## DATA PROVIDED
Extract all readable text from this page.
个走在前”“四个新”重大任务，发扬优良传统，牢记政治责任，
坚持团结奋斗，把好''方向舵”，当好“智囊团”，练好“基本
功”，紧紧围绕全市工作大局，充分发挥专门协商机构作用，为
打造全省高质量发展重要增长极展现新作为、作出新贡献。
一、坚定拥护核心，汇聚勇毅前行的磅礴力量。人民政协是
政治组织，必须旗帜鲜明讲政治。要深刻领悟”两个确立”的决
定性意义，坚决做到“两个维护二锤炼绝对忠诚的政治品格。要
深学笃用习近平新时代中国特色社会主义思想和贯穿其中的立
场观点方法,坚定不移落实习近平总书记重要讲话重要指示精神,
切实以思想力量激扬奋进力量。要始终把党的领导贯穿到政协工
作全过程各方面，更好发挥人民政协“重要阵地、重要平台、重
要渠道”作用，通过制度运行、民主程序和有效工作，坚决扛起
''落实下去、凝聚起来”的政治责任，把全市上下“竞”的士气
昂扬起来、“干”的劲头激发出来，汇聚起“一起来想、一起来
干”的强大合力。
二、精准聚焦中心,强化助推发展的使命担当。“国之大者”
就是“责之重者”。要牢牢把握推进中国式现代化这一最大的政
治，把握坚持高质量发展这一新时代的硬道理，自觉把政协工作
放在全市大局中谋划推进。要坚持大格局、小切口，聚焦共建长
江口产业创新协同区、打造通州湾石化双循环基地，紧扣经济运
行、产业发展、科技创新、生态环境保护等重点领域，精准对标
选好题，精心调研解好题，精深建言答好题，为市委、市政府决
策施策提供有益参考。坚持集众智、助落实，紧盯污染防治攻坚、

## PROBLEM DESCRIPTION
Write out every record, exactly as written.

## ANSWER TO THE TASK
Extract all readable text from this page.
个走在前”“四个新”重大任务，发扬优良传统，牢记政治责任，
坚持团结奋斗，把好''方向舵”，当好“智囊团”，练好“基本
功”，紧紧围绕全市工作大局，充分发挥专门协商机构作用，为
打造全省高质量发展重要增长极展现新作为、作出新贡献。
一、坚定拥护核心，汇聚勇毅前行的磅礴力量。人民政协是
政治组织，必须旗帜鲜明讲政治。要深刻领悟”两个确立”的决
定性意义，坚决做到“两个维护二锤炼绝对忠诚的政治品格。要
深学笃用习近平新时代中国特色社会主义思想和贯穿其中的立
场观点方法,坚定不移落实习近平总书记重要讲话重要指示精神,
切实以思想力量激扬奋进力量。要始终把党的领导贯穿到政协工
作全过程各方面，更好发挥人民政协“重要阵地、重要平台、重
要渠道”作用，通过制度运行、民主程序和有效工作，坚决扛起
''落实下去、凝聚起来”的政治责任，把全市上下“竞”的士气
昂扬起来、“干”的劲头激发出来，汇聚起“一起来想、一起来
干”的强大合力。
二、精准聚焦中心,强化助推发展的使命担当。“国之大者”
就是“责之重者”。要牢牢把握推进中国式现代化这一最大的政
治，把握坚持高质量发展这一新时代的硬道理，自觉把政协工作
放在全市大局中谋划推进。要坚持大格局、小切口，聚焦共建长
江口产业创新协同区、打造通州湾石化双循环基地，紧扣经济运
行、产业发展、科技创新、生态环境保护等重点领域，精准对标
选好题，精心调研解好题，精深建言答好题，为市委、市政府决
策施策提供有益参考。坚持集众智、助落实，紧盯污染防治攻坚、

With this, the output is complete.